= TASK DESCRIPTION =
Write out the whole listing again, exactly as given.
==========
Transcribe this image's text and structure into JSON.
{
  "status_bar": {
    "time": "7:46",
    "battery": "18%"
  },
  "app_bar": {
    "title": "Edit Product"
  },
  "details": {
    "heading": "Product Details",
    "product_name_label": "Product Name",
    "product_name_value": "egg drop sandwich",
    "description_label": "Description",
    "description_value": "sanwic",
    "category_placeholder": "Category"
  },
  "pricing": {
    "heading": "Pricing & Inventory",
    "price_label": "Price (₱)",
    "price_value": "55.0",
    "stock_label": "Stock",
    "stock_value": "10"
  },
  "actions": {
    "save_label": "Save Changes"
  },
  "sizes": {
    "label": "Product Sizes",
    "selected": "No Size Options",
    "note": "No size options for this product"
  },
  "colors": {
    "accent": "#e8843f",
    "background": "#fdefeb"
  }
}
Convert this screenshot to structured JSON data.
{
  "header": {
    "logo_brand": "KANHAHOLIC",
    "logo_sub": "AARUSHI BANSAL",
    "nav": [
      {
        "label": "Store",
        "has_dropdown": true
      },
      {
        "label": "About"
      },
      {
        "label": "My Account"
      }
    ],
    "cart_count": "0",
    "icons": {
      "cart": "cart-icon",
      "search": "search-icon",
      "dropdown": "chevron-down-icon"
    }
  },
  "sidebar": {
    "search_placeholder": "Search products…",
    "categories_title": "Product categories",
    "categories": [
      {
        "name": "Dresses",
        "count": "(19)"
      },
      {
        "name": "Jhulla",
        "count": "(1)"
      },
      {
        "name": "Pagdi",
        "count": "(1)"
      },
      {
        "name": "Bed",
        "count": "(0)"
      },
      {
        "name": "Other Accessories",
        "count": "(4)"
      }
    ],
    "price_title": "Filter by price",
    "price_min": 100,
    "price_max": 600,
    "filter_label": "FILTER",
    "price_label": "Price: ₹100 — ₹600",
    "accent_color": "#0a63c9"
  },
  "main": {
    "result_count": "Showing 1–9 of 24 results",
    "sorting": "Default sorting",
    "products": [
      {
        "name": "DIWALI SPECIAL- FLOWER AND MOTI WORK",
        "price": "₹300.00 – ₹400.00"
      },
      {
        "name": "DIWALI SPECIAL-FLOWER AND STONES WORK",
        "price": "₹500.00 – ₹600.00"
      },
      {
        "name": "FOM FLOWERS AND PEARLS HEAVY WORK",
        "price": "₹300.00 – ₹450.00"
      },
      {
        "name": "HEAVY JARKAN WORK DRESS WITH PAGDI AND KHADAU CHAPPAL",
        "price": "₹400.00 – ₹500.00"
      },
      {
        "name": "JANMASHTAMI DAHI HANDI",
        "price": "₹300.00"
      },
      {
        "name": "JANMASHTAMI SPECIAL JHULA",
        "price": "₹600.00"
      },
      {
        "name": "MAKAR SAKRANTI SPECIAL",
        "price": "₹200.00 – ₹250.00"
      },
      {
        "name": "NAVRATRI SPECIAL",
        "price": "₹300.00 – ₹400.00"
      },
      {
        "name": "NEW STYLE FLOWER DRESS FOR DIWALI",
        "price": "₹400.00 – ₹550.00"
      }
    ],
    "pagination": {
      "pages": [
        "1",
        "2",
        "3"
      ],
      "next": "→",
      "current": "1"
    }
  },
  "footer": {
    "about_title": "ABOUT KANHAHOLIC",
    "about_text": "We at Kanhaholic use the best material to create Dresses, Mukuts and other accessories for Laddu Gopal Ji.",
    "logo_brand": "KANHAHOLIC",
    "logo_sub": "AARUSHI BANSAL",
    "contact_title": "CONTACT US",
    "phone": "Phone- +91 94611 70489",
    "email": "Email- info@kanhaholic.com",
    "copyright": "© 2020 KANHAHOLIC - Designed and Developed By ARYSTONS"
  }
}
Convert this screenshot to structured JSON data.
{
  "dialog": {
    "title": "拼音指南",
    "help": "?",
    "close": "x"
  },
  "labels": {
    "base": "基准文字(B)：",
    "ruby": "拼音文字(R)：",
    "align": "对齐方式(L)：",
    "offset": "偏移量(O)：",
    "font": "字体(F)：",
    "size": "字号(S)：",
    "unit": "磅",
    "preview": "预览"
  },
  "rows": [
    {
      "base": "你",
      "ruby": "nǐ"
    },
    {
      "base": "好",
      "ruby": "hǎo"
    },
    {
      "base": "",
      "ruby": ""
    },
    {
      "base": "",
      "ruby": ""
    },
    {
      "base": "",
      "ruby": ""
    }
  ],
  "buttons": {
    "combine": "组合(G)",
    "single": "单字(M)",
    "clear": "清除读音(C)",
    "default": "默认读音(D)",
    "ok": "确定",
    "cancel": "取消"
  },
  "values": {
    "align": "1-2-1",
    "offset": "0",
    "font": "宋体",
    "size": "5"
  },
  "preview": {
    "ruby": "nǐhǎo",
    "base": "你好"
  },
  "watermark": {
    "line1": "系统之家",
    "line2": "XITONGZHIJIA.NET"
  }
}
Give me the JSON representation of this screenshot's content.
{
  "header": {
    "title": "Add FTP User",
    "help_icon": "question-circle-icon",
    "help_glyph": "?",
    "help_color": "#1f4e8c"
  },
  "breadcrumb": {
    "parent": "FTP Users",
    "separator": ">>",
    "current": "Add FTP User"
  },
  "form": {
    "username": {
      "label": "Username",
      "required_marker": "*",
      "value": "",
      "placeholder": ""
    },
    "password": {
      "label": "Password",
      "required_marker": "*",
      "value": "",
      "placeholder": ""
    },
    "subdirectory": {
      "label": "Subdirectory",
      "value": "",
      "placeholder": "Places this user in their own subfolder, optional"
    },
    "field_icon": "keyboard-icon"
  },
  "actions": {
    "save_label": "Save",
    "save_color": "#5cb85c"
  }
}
==========
= FINISHED EXERCISE =
Transcribe this image's text and structure into JSON.
{
  "status_bar": {
    "time": "7:46",
    "battery": "18%"
  },
  "app_bar": {
    "title": "Edit Product"
  },
  "details": {
    "heading": "Product Details",
    "product_name_label": "Product Name",
    "product_name_value": "egg drop sandwich",
    "description_label": "Description",
    "description_value": "sanwic",
    "category_placeholder": "Category"
  },
  "pricing": {
    "heading": "Pricing & Inventory",
    "price_label": "Price (₱)",
    "price_value": "55.0",
    "stock_label": "Stock",
    "stock_value": "10"
  },
  "actions": {
    "save_label": "Save Changes"
  },
  "sizes": {
    "label": "Product Sizes",
    "selected": "No Size Options",
    "note": "No size options for this product"
  },
  "colors": {
    "accent": "#e8843f",
    "background": "#fdefeb"
  }
}
Convert this screenshot to structured JSON data.
{
  "header": {
    "logo_brand": "KANHAHOLIC",
    "logo_sub": "AARUSHI BANSAL",
    "nav": [
      {
        "label": "Store",
        "has_dropdown": true
      },
      {
        "label": "About"
      },
      {
        "label": "My Account"
      }
    ],
    "cart_count": "0",
    "icons": {
      "cart": "cart-icon",
      "search": "search-icon",
      "dropdown": "chevron-down-icon"
    }
  },
  "sidebar": {
    "search_placeholder": "Search products…",
    "categories_title": "Product categories",
    "categories": [
      {
        "name": "Dresses",
        "count": "(19)"
      },
      {
        "name": "Jhulla",
        "count": "(1)"
      },
      {
        "name": "Pagdi",
        "count": "(1)"
      },
      {
        "name": "Bed",
        "count": "(0)"
      },
      {
        "name": "Other Accessories",
        "count": "(4)"
      }
    ],
    "price_title": "Filter by price",
    "price_min": 100,
    "price_max": 600,
    "filter_label": "FILTER",
    "price_label": "Price: ₹100 — ₹600",
    "accent_color": "#0a63c9"
  },
  "main": {
    "result_count": "Showing 1–9 of 24 results",
    "sorting": "Default sorting",
    "products": [
      {
        "name": "DIWALI SPECIAL- FLOWER AND MOTI WORK",
        "price": "₹300.00 – ₹400.00"
      },
      {
        "name": "DIWALI SPECIAL-FLOWER AND STONES WORK",
        "price": "₹500.00 – ₹600.00"
      },
      {
        "name": "FOM FLOWERS AND PEARLS HEAVY WORK",
        "price": "₹300.00 – ₹450.00"
      },
      {
        "name": "HEAVY JARKAN WORK DRESS WITH PAGDI AND KHADAU CHAPPAL",
        "price": "₹400.00 – ₹500.00"
      },
      {
        "name": "JANMASHTAMI DAHI HANDI",
        "price": "₹300.00"
      },
      {
        "name": "JANMASHTAMI SPECIAL JHULA",
        "price": "₹600.00"
      },
      {
        "name": "MAKAR SAKRANTI SPECIAL",
        "price": "₹200.00 – ₹250.00"
      },
      {
        "name": "NAVRATRI SPECIAL",
        "price": "₹300.00 – ₹400.00"
      },
      {
        "name": "NEW STYLE FLOWER DRESS FOR DIWALI",
        "price": "₹400.00 – ₹550.00"
      }
    ],
    "pagination": {
      "pages": [
        "1",
        "2",
        "3"
      ],
      "next": "→",
      "current": "1"
    }
  },
  "footer": {
    "about_title": "ABOUT KANHAHOLIC",
    "about_text": "We at Kanhaholic use the best material to create Dresses, Mukuts and other accessories for Laddu Gopal Ji.",
    "logo_brand": "KANHAHOLIC",
    "logo_sub": "AARUSHI BANSAL",
    "contact_title": "CONTACT US",
    "phone": "Phone- +91 94611 70489",
    "email": "Email- info@kanhaholic.com",
    "copyright": "© 2020 KANHAHOLIC - Designed and Developed By ARYSTONS"
  }
}
Convert this screenshot to structured JSON data.
{
  "dialog": {
    "title": "拼音指南",
    "help": "?",
    "close": "x"
  },
  "labels": {
    "base": "基准文字(B)：",
    "ruby": "拼音文字(R)：",
    "align": "对齐方式(L)：",
    "offset": "偏移量(O)：",
    "font": "字体(F)：",
    "size": "字号(S)：",
    "unit": "磅",
    "preview": "预览"
  },
  "rows": [
    {
      "base": "你",
      "ruby": "nǐ"
    },
    {
      "base": "好",
      "ruby": "hǎo"
    },
    {
      "base": "",
      "ruby": ""
    },
    {
      "base": "",
      "ruby": ""
    },
    {
      "base": "",
      "ruby": ""
    }
  ],
  "buttons": {
    "combine": "组合(G)",
    "single": "单字(M)",
    "clear": "清除读音(C)",
    "default": "默认读音(D)",
    "ok": "确定",
    "cancel": "取消"
  },
  "values": {
    "align": "1-2-1",
    "offset": "0",
    "font": "宋体",
    "size": "5"
  },
  "preview": {
    "ruby": "nǐhǎo",
    "base": "你好"
  },
  "watermark": {
    "line1": "系统之家",
    "line2": "XITONGZHIJIA.NET"
  }
}
Give me the JSON representation of this screenshot's content.
{
  "header": {
    "title": "Add FTP User",
    "help_icon": "question-circle-icon",
    "help_glyph": "?",
    "help_color": "#1f4e8c"
  },
  "breadcrumb": {
    "parent": "FTP Users",
    "separator": ">>",
    "current": "Add FTP User"
  },
  "form": {
    "username": {
      "label": "Username",
      "required_marker": "*",
      "value": "",
      "placeholder": ""
    },
    "password": {
      "label": "Password",
      "required_marker": "*",
      "value": "",
      "placeholder": ""
    },
    "subdirectory": {
      "label": "Subdirectory",
      "value": "",
      "placeholder": "Places this user in their own subfolder, optional"
    },
    "field_icon": "keyboard-icon"
  },
  "actions": {
    "save_label": "Save",
    "save_color": "#5cb85c"
  }
}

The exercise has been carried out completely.